What this task involves | Look for the word "name" in the entries below, then copy every line that has it.

Data records |
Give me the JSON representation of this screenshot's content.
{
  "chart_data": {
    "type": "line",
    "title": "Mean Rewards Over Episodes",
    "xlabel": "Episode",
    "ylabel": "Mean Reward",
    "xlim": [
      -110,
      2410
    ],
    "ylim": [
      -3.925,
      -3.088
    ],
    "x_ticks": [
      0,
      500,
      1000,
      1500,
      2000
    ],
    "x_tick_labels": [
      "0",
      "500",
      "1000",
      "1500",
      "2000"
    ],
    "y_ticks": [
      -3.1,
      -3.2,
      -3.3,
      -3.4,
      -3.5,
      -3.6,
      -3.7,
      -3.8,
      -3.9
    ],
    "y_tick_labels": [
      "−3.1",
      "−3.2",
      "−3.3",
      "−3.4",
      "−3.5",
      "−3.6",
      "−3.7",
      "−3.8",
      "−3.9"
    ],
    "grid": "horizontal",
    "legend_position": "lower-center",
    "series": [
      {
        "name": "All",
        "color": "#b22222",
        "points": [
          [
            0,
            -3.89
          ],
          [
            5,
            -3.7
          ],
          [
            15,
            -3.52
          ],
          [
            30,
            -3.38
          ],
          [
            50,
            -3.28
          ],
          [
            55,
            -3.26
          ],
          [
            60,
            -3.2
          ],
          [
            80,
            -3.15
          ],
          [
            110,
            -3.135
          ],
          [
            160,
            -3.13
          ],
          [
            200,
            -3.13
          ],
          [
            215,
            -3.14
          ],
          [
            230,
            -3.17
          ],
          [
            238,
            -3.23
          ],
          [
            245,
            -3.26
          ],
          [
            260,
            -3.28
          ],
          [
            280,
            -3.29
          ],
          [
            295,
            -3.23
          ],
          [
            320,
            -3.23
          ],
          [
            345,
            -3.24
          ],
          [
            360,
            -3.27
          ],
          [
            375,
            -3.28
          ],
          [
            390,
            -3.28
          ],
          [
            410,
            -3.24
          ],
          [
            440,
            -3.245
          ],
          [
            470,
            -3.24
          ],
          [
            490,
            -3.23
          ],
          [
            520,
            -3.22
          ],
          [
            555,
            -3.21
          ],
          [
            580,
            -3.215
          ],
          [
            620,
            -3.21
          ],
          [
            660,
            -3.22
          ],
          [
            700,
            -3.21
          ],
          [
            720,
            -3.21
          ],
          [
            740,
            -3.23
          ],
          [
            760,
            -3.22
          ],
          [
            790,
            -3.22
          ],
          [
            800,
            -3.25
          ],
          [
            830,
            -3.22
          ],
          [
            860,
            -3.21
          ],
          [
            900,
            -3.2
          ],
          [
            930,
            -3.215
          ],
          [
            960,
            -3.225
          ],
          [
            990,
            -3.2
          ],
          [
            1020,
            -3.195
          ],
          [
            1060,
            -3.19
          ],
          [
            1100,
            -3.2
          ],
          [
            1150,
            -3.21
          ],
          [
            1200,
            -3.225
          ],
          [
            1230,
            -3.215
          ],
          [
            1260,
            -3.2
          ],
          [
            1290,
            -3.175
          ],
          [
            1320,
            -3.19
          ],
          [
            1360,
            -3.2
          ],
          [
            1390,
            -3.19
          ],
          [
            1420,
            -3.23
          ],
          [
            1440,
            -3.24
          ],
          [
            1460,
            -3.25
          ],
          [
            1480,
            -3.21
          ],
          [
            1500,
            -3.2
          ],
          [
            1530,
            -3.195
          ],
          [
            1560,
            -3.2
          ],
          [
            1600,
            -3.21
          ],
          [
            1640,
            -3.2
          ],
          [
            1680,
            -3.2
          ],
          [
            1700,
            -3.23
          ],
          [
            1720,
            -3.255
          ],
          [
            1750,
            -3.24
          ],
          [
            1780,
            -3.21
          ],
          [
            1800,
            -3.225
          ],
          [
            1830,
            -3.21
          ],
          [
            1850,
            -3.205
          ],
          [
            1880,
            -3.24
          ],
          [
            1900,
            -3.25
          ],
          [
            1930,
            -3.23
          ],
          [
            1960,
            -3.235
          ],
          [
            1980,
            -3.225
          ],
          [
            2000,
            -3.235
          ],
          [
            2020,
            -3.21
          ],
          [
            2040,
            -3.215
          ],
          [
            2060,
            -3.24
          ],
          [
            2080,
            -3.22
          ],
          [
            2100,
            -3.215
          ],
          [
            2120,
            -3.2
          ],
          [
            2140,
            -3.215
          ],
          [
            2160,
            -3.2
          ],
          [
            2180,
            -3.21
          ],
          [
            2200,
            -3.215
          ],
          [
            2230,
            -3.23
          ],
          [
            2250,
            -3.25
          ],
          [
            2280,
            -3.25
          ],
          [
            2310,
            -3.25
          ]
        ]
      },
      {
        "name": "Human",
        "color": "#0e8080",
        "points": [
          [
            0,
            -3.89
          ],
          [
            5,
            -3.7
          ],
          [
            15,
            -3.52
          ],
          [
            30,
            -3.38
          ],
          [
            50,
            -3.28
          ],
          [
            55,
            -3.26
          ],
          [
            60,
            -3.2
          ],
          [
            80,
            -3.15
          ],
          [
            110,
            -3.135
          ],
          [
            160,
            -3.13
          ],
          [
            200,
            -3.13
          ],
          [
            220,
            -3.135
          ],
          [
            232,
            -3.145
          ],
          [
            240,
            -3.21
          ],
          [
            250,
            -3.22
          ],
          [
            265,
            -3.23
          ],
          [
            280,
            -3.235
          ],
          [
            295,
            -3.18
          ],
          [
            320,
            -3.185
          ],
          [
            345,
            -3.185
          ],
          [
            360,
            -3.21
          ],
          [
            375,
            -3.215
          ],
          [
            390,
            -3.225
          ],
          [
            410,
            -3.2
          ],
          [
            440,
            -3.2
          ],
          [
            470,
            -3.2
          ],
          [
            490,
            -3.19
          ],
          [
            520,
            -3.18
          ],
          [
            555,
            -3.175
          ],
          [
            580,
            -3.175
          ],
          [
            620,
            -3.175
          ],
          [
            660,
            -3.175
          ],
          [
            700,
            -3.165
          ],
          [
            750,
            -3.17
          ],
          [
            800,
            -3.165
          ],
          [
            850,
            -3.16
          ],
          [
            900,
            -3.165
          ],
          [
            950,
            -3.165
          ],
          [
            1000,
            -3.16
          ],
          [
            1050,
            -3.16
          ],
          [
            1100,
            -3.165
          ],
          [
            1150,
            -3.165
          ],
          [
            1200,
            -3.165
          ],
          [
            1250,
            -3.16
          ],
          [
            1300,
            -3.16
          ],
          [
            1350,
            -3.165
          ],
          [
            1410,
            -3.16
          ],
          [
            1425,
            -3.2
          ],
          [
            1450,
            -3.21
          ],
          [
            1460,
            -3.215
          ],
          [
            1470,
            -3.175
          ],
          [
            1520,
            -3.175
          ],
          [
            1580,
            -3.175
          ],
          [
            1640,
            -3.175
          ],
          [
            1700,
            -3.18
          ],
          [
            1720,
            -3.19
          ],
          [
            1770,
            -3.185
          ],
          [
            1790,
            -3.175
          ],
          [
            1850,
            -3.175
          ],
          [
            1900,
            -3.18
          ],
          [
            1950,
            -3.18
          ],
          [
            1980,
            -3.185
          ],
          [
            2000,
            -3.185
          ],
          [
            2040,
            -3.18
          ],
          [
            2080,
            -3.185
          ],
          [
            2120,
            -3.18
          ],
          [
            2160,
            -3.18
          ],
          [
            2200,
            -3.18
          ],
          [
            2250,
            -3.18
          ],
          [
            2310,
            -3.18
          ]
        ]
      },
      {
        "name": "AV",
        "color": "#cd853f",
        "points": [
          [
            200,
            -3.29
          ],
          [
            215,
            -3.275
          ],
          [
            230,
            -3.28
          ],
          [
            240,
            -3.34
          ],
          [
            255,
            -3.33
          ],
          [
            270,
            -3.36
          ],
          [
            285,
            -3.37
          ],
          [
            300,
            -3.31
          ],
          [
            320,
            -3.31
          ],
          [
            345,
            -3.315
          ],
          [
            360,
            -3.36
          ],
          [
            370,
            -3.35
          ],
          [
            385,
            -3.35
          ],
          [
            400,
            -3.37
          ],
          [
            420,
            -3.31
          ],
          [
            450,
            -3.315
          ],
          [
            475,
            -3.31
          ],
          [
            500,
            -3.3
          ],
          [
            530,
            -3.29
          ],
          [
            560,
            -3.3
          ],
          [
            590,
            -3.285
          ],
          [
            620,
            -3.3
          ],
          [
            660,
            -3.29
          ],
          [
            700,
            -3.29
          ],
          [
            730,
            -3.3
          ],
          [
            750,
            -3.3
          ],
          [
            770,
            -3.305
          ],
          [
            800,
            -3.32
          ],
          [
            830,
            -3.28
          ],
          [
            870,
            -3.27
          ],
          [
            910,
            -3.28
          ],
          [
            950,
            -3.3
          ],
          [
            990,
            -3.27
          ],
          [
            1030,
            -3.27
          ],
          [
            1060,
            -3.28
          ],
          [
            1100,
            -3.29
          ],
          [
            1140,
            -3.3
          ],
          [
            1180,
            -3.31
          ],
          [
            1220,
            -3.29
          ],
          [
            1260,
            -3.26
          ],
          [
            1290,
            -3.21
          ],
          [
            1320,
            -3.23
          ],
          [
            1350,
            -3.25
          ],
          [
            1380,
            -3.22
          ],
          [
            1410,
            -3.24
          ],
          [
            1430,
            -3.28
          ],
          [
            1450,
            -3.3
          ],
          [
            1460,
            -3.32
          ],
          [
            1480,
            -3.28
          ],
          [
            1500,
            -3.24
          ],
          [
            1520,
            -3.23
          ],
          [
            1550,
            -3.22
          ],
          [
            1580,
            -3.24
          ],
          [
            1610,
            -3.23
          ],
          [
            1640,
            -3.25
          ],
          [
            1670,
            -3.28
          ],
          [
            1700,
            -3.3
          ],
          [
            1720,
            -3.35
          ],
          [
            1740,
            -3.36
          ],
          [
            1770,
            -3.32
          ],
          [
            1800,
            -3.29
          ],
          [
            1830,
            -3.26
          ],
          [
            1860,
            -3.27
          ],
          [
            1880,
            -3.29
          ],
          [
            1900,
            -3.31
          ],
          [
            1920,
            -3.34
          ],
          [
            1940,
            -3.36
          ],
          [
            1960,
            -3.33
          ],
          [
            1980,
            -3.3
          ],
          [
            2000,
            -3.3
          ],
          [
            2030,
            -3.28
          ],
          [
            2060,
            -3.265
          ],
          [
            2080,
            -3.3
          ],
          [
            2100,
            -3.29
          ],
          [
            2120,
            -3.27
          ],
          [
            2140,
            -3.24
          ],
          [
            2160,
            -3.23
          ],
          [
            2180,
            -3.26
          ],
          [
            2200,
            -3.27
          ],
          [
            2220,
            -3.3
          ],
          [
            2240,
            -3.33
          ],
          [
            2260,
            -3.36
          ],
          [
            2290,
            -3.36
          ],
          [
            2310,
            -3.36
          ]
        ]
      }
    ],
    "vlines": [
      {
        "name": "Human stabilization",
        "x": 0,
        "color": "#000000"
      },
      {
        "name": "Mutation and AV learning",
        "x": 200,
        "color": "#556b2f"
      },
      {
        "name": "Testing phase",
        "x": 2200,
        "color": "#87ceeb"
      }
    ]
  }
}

The output |
        "name": "All",
        "name": "Human",
        "name": "AV",
        "name": "Human stabilization",
        "name": "Mutation and AV learning",
        "name": "Testing phase",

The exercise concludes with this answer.